→ **Exercise instructions**:
Pick out and copy every line below that has the word "JSON".

[START OF Extracted entries]

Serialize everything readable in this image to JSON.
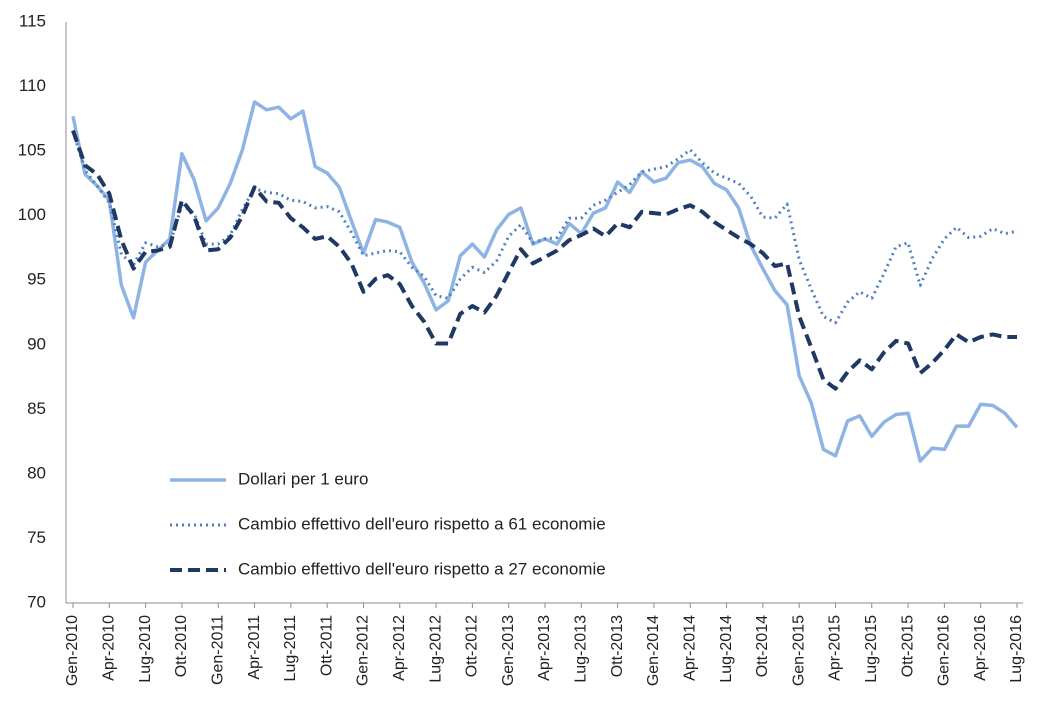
{
  "chart_data": {
    "type": "line",
    "categories": [
      "Gen-2010",
      null,
      null,
      "Apr-2010",
      null,
      null,
      "Lug-2010",
      null,
      null,
      "Ott-2010",
      null,
      null,
      "Gen-2011",
      null,
      null,
      "Apr-2011",
      null,
      null,
      "Lug-2011",
      null,
      null,
      "Ott-2011",
      null,
      null,
      "Gen-2012",
      null,
      null,
      "Apr-2012",
      null,
      null,
      "Lug-2012",
      null,
      null,
      "Ott-2012",
      null,
      null,
      "Gen-2013",
      null,
      null,
      "Apr-2013",
      null,
      null,
      "Lug-2013",
      null,
      null,
      "Ott-2013",
      null,
      null,
      "Gen-2014",
      null,
      null,
      "Apr-2014",
      null,
      null,
      "Lug-2014",
      null,
      null,
      "Ott-2014",
      null,
      null,
      "Gen-2015",
      null,
      null,
      "Apr-2015",
      null,
      null,
      "Lug-2015",
      null,
      null,
      "Ott-2015",
      null,
      null,
      "Gen-2016",
      null,
      null,
      "Apr-2016",
      null,
      null,
      "Lug-2016"
    ],
    "series": [
      {
        "name": "Dollari per 1 euro",
        "color": "#8eb4e3",
        "style": "solid",
        "values": [
          107.7,
          103.2,
          102.3,
          101.2,
          94.6,
          92.1,
          96.4,
          97.3,
          98.2,
          104.8,
          102.8,
          99.6,
          100.6,
          102.5,
          105.1,
          108.8,
          108.2,
          108.4,
          107.5,
          108.1,
          103.8,
          103.3,
          102.2,
          99.6,
          97.1,
          99.7,
          99.5,
          99.1,
          96.4,
          94.8,
          92.7,
          93.4,
          96.9,
          97.8,
          96.8,
          98.9,
          100.1,
          100.6,
          97.8,
          98.2,
          97.8,
          99.4,
          98.6,
          100.2,
          100.6,
          102.6,
          101.8,
          103.4,
          102.6,
          102.9,
          104.1,
          104.3,
          103.8,
          102.5,
          102.0,
          100.6,
          97.7,
          95.9,
          94.2,
          93.1,
          87.6,
          85.5,
          81.9,
          81.4,
          84.1,
          84.5,
          82.9,
          84.0,
          84.6,
          84.7,
          81.0,
          82.0,
          81.9,
          83.7,
          83.7,
          85.4,
          85.3,
          84.7,
          83.6
        ]
      },
      {
        "name": "Cambio effettivo dell'euro rispetto a 61 economie",
        "color": "#4f81bd",
        "style": "dotted",
        "values": [
          106.5,
          103.5,
          102.3,
          101.0,
          97.0,
          96.2,
          97.9,
          97.6,
          97.8,
          100.8,
          100.2,
          97.8,
          97.8,
          98.5,
          100.5,
          102.1,
          101.8,
          101.7,
          101.2,
          101.1,
          100.6,
          100.7,
          100.3,
          98.7,
          96.9,
          97.1,
          97.3,
          97.2,
          96.0,
          95.3,
          93.8,
          93.6,
          95.1,
          96.0,
          95.6,
          96.5,
          98.4,
          99.3,
          97.9,
          98.2,
          98.3,
          99.8,
          99.8,
          100.8,
          101.2,
          101.8,
          102.4,
          103.4,
          103.6,
          103.8,
          104.4,
          105.1,
          104.1,
          103.3,
          102.9,
          102.5,
          101.5,
          99.9,
          99.8,
          100.9,
          96.6,
          94.3,
          92.2,
          91.7,
          93.3,
          94.1,
          93.6,
          95.5,
          97.6,
          97.9,
          94.6,
          96.7,
          98.2,
          99.1,
          98.3,
          98.4,
          99.0,
          98.6,
          98.8
        ]
      },
      {
        "name": "Cambio effettivo dell'euro rispetto a 27 economie",
        "color": "#1f3864",
        "style": "dashed",
        "values": [
          106.6,
          103.9,
          103.2,
          101.7,
          98.1,
          95.9,
          97.2,
          97.3,
          97.6,
          101.2,
          100.0,
          97.3,
          97.4,
          98.3,
          100.0,
          102.2,
          101.1,
          101.0,
          99.8,
          99.1,
          98.2,
          98.4,
          97.6,
          96.3,
          94.1,
          95.1,
          95.4,
          94.7,
          93.0,
          91.8,
          90.1,
          90.1,
          92.4,
          93.0,
          92.5,
          93.8,
          95.6,
          97.4,
          96.3,
          96.8,
          97.3,
          98.1,
          98.5,
          99.0,
          98.4,
          99.4,
          99.1,
          100.3,
          100.2,
          100.1,
          100.5,
          100.8,
          100.3,
          99.5,
          98.9,
          98.3,
          97.8,
          97.1,
          96.1,
          96.3,
          92.2,
          89.8,
          87.3,
          86.6,
          87.9,
          88.8,
          88.1,
          89.4,
          90.3,
          90.1,
          87.8,
          88.6,
          89.6,
          90.8,
          90.2,
          90.6,
          90.8,
          90.6,
          90.6
        ]
      }
    ],
    "ylim": [
      70,
      115
    ],
    "yticks": [
      70,
      75,
      80,
      85,
      90,
      95,
      100,
      105,
      110,
      115
    ],
    "grid": false
  }
}
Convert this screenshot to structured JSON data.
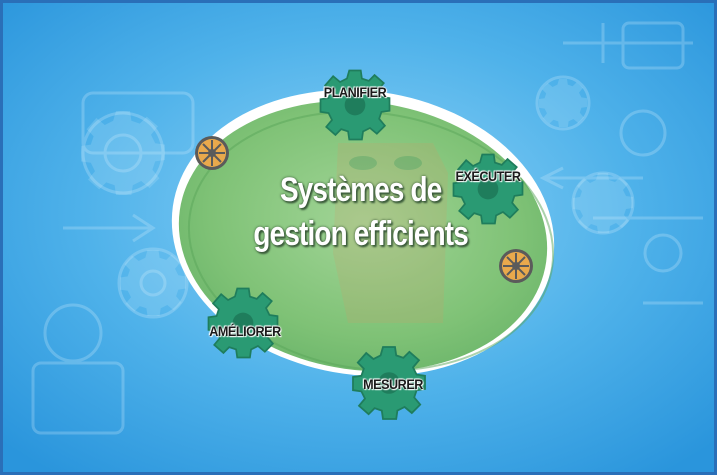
{
  "diagram": {
    "title_line1": "Systèmes de",
    "title_line2": "gestion efficients",
    "steps": [
      {
        "label": "PLANIFIER"
      },
      {
        "label": "EXÉCUTER"
      },
      {
        "label": "MESURER"
      },
      {
        "label": "AMÉLIORER"
      }
    ]
  },
  "colors": {
    "background": "#3aa6e6",
    "background_light": "#7fcaf2",
    "ellipse_fill": "#86c77e",
    "ellipse_rim": "#ffffff",
    "gear": "#2a9a73",
    "gear_dark": "#1f7d5c",
    "title_text": "#ffffff"
  },
  "icons": [
    "gear-icon",
    "wheel-icon"
  ]
}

[END OF Extracted entries]

→ **Result**:
Serialize everything readable in this image to JSON.
Convert this screenshot to structured JSON data.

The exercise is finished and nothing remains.